[A block of data]
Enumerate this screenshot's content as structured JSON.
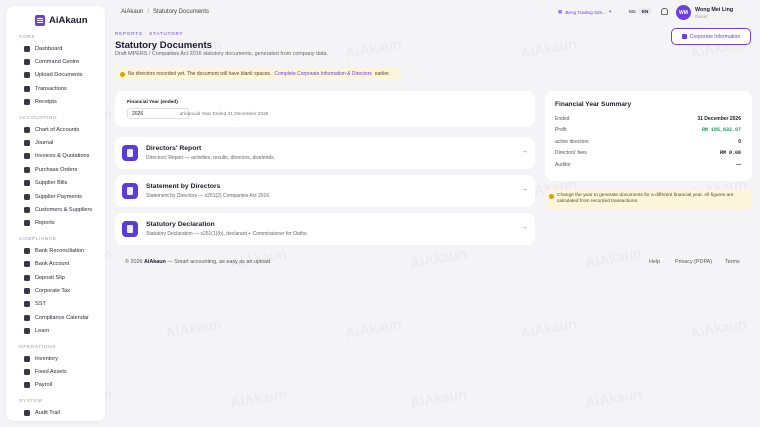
{
  "watermark": "AiAkaun",
  "brand": {
    "name": "AiAkaun"
  },
  "sidebar": {
    "sections": [
      {
        "label": "CORE",
        "items": [
          {
            "label": "Dashboard",
            "icon": "dashboard-icon"
          },
          {
            "label": "Command Centre",
            "icon": "command-icon"
          },
          {
            "label": "Upload Documents",
            "icon": "upload-icon"
          },
          {
            "label": "Transactions",
            "icon": "transactions-icon"
          },
          {
            "label": "Receipts",
            "icon": "receipt-icon"
          }
        ]
      },
      {
        "label": "ACCOUNTING",
        "items": [
          {
            "label": "Chart of Accounts",
            "icon": "chart-icon"
          },
          {
            "label": "Journal",
            "icon": "journal-icon"
          },
          {
            "label": "Invoices & Quotations",
            "icon": "invoice-icon"
          },
          {
            "label": "Purchase Orders",
            "icon": "cart-icon"
          },
          {
            "label": "Supplier Bills",
            "icon": "bill-icon"
          },
          {
            "label": "Supplier Payments",
            "icon": "payment-icon"
          },
          {
            "label": "Customers & Suppliers",
            "icon": "people-icon"
          },
          {
            "label": "Reports",
            "icon": "report-icon"
          }
        ]
      },
      {
        "label": "COMPLIANCE",
        "items": [
          {
            "label": "Bank Reconciliation",
            "icon": "check-icon"
          },
          {
            "label": "Bank Account",
            "icon": "bank-icon"
          },
          {
            "label": "Deposit Slip",
            "icon": "deposit-icon"
          },
          {
            "label": "Corporate Tax",
            "icon": "tax-icon"
          },
          {
            "label": "SST",
            "icon": "sst-icon"
          },
          {
            "label": "Compliance Calendar",
            "icon": "calendar-icon"
          },
          {
            "label": "Learn",
            "icon": "learn-icon"
          }
        ]
      },
      {
        "label": "OPERATIONS",
        "items": [
          {
            "label": "Inventory",
            "icon": "inventory-icon"
          },
          {
            "label": "Fixed Assets",
            "icon": "assets-icon"
          },
          {
            "label": "Payroll",
            "icon": "payroll-icon"
          }
        ]
      },
      {
        "label": "SYSTEM",
        "items": [
          {
            "label": "Audit Trail",
            "icon": "audit-icon"
          }
        ]
      }
    ]
  },
  "topbar": {
    "breadcrumb": [
      "AiAkaun",
      "Statutory Documents"
    ],
    "breadcrumb_sep": "/",
    "company": "Beng Trading Sdn...",
    "lang_ms": "MS",
    "lang_en": "EN",
    "avatar_initials": "WM",
    "user_name": "Wong Mei Ling",
    "user_role": "Owner"
  },
  "page": {
    "eyebrow": "REPORTS · STATUTORY",
    "title": "Statutory Documents",
    "subtitle": "Draft MPERS / Companies Act 2016 statutory documents, generated from company data.",
    "corp_button": "Corporate Information",
    "warning_text": "No directors recorded yet. The document will have blank spaces.",
    "warning_link": "Complete Corporate Information & Directors",
    "warning_tail": "earlier."
  },
  "fy": {
    "label": "Financial Year (ended)",
    "value": "2026",
    "ended": "Financial Year Ended 31 December 2026"
  },
  "documents": [
    {
      "title": "Directors' Report",
      "desc": "Directors' Report — activities, results, directors, dividends."
    },
    {
      "title": "Statement by Directors",
      "desc": "Statement by Directors — s251(2) Companies Act 2016"
    },
    {
      "title": "Statutory Declaration",
      "desc": "Statutory Declaration — s251(1)(b), declarant + Commissioner for Oaths."
    }
  ],
  "summary": {
    "title": "Financial Year Summary",
    "rows": [
      {
        "label": "Ended",
        "value": "31 December 2026"
      },
      {
        "label": "Profit",
        "value": "RM 185,632.07"
      },
      {
        "label": "active directors",
        "value": "0"
      },
      {
        "label": "Directors' fees",
        "value": "RM 0.00"
      },
      {
        "label": "Auditor",
        "value": "—"
      }
    ]
  },
  "note": "Change the year to generate documents for a different financial year. All figures are calculated from recorded transactions.",
  "footer": {
    "copyright_prefix": "© 2026",
    "brand": "AiAkaun",
    "tagline": "— Smart accounting, as easy as an upload.",
    "links": [
      "Help",
      "Privacy (PDPA)",
      "Terms"
    ]
  },
  "colors": {
    "accent": "#6d3fe0",
    "profit": "#1e9a5a",
    "warning_bg": "#fdf5dc"
  }
}
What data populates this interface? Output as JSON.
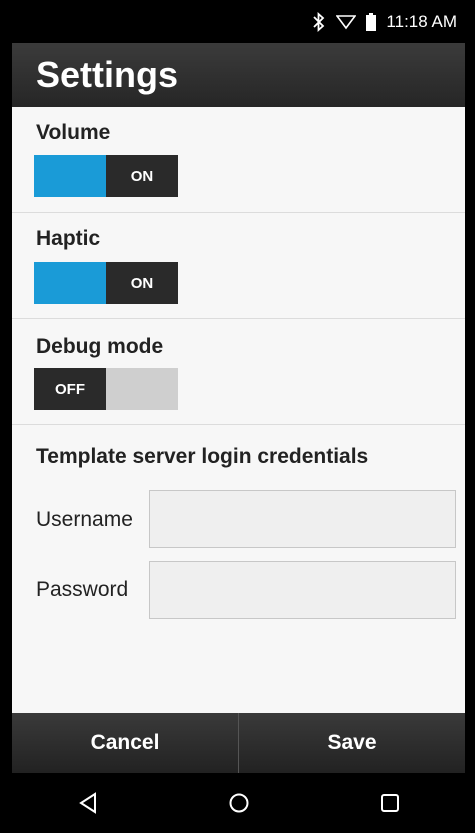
{
  "status_bar": {
    "time": "11:18 AM",
    "icons": [
      "bluetooth-icon",
      "wifi-icon",
      "battery-icon"
    ]
  },
  "app_bar": {
    "title": "Settings"
  },
  "settings": {
    "volume": {
      "label": "Volume",
      "state": "ON"
    },
    "haptic": {
      "label": "Haptic",
      "state": "ON"
    },
    "debug": {
      "label": "Debug mode",
      "state": "OFF"
    }
  },
  "credentials": {
    "title": "Template server login credentials",
    "username_label": "Username",
    "username_value": "",
    "password_label": "Password",
    "password_value": ""
  },
  "actions": {
    "cancel": "Cancel",
    "save": "Save"
  },
  "nav": {
    "icons": [
      "back-icon",
      "home-icon",
      "recents-icon"
    ]
  },
  "colors": {
    "accent": "#1a9bd7",
    "dark": "#2a2a2a",
    "toggle_off": "#cfcfcf"
  }
}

• **EXERCISE BRIEF**
Reproduce all entries without any change, and omit the pictures.

• **EXERCISE SOLUTION**
Enumerate this screenshot's content as structured JSON.
{
  "watermark": "AiAkaun",
  "brand": {
    "name": "AiAkaun"
  },
  "sidebar": {
    "sections": [
      {
        "label": "CORE",
        "items": [
          {
            "label": "Dashboard",
            "icon": "dashboard-icon"
          },
          {
            "label": "Command Centre",
            "icon": "command-icon"
          },
          {
            "label": "Upload Documents",
            "icon": "upload-icon"
          },
          {
            "label": "Transactions",
            "icon": "transactions-icon"
          },
          {
            "label": "Receipts",
            "icon": "receipt-icon"
          }
        ]
      },
      {
        "label": "ACCOUNTING",
        "items": [
          {
            "label": "Chart of Accounts",
            "icon": "chart-icon"
          },
          {
            "label": "Journal",
            "icon": "journal-icon"
          },
          {
            "label": "Invoices & Quotations",
            "icon": "invoice-icon"
          },
          {
            "label": "Purchase Orders",
            "icon": "cart-icon"
          },
          {
            "label": "Supplier Bills",
            "icon": "bill-icon"
          },
          {
            "label": "Supplier Payments",
            "icon": "payment-icon"
          },
          {
            "label": "Customers & Suppliers",
            "icon": "people-icon"
          },
          {
            "label": "Reports",
            "icon": "report-icon"
          }
        ]
      },
      {
        "label": "COMPLIANCE",
        "items": [
          {
            "label": "Bank Reconciliation",
            "icon": "check-icon"
          },
          {
            "label": "Bank Account",
            "icon": "bank-icon"
          },
          {
            "label": "Deposit Slip",
            "icon": "deposit-icon"
          },
          {
            "label": "Corporate Tax",
            "icon": "tax-icon"
          },
          {
            "label": "SST",
            "icon": "sst-icon"
          },
          {
            "label": "Compliance Calendar",
            "icon": "calendar-icon"
          },
          {
            "label": "Learn",
            "icon": "learn-icon"
          }
        ]
      },
      {
        "label": "OPERATIONS",
        "items": [
          {
            "label": "Inventory",
            "icon": "inventory-icon"
          },
          {
            "label": "Fixed Assets",
            "icon": "assets-icon"
          },
          {
            "label": "Payroll",
            "icon": "payroll-icon"
          }
        ]
      },
      {
        "label": "SYSTEM",
        "items": [
          {
            "label": "Audit Trail",
            "icon": "audit-icon"
          }
        ]
      }
    ]
  },
  "topbar": {
    "breadcrumb": [
      "AiAkaun",
      "Statutory Documents"
    ],
    "breadcrumb_sep": "/",
    "company": "Beng Trading Sdn...",
    "lang_ms": "MS",
    "lang_en": "EN",
    "avatar_initials": "WM",
    "user_name": "Wong Mei Ling",
    "user_role": "Owner"
  },
  "page": {
    "eyebrow": "REPORTS · STATUTORY",
    "title": "Statutory Documents",
    "subtitle": "Draft MPERS / Companies Act 2016 statutory documents, generated from company data.",
    "corp_button": "Corporate Information",
    "warning_text": "No directors recorded yet. The document will have blank spaces.",
    "warning_link": "Complete Corporate Information & Directors",
    "warning_tail": "earlier."
  },
  "fy": {
    "label": "Financial Year (ended)",
    "value": "2026",
    "ended": "Financial Year Ended 31 December 2026"
  },
  "documents": [
    {
      "title": "Directors' Report",
      "desc": "Directors' Report — activities, results, directors, dividends."
    },
    {
      "title": "Statement by Directors",
      "desc": "Statement by Directors — s251(2) Companies Act 2016"
    },
    {
      "title": "Statutory Declaration",
      "desc": "Statutory Declaration — s251(1)(b), declarant + Commissioner for Oaths."
    }
  ],
  "summary": {
    "title": "Financial Year Summary",
    "rows": [
      {
        "label": "Ended",
        "value": "31 December 2026"
      },
      {
        "label": "Profit",
        "value": "RM 185,632.07"
      },
      {
        "label": "active directors",
        "value": "0"
      },
      {
        "label": "Directors' fees",
        "value": "RM 0.00"
      },
      {
        "label": "Auditor",
        "value": "—"
      }
    ]
  },
  "note": "Change the year to generate documents for a different financial year. All figures are calculated from recorded transactions.",
  "footer": {
    "copyright_prefix": "© 2026",
    "brand": "AiAkaun",
    "tagline": "— Smart accounting, as easy as an upload.",
    "links": [
      "Help",
      "Privacy (PDPA)",
      "Terms"
    ]
  },
  "colors": {
    "accent": "#6d3fe0",
    "profit": "#1e9a5a",
    "warning_bg": "#fdf5dc"
  }
}
What data populates this interface? Output as JSON.
{
  "status_bar": {
    "time": "11:18 AM",
    "icons": [
      "bluetooth-icon",
      "wifi-icon",
      "battery-icon"
    ]
  },
  "app_bar": {
    "title": "Settings"
  },
  "settings": {
    "volume": {
      "label": "Volume",
      "state": "ON"
    },
    "haptic": {
      "label": "Haptic",
      "state": "ON"
    },
    "debug": {
      "label": "Debug mode",
      "state": "OFF"
    }
  },
  "credentials": {
    "title": "Template server login credentials",
    "username_label": "Username",
    "username_value": "",
    "password_label": "Password",
    "password_value": ""
  },
  "actions": {
    "cancel": "Cancel",
    "save": "Save"
  },
  "nav": {
    "icons": [
      "back-icon",
      "home-icon",
      "recents-icon"
    ]
  },
  "colors": {
    "accent": "#1a9bd7",
    "dark": "#2a2a2a",
    "toggle_off": "#cfcfcf"
  }
}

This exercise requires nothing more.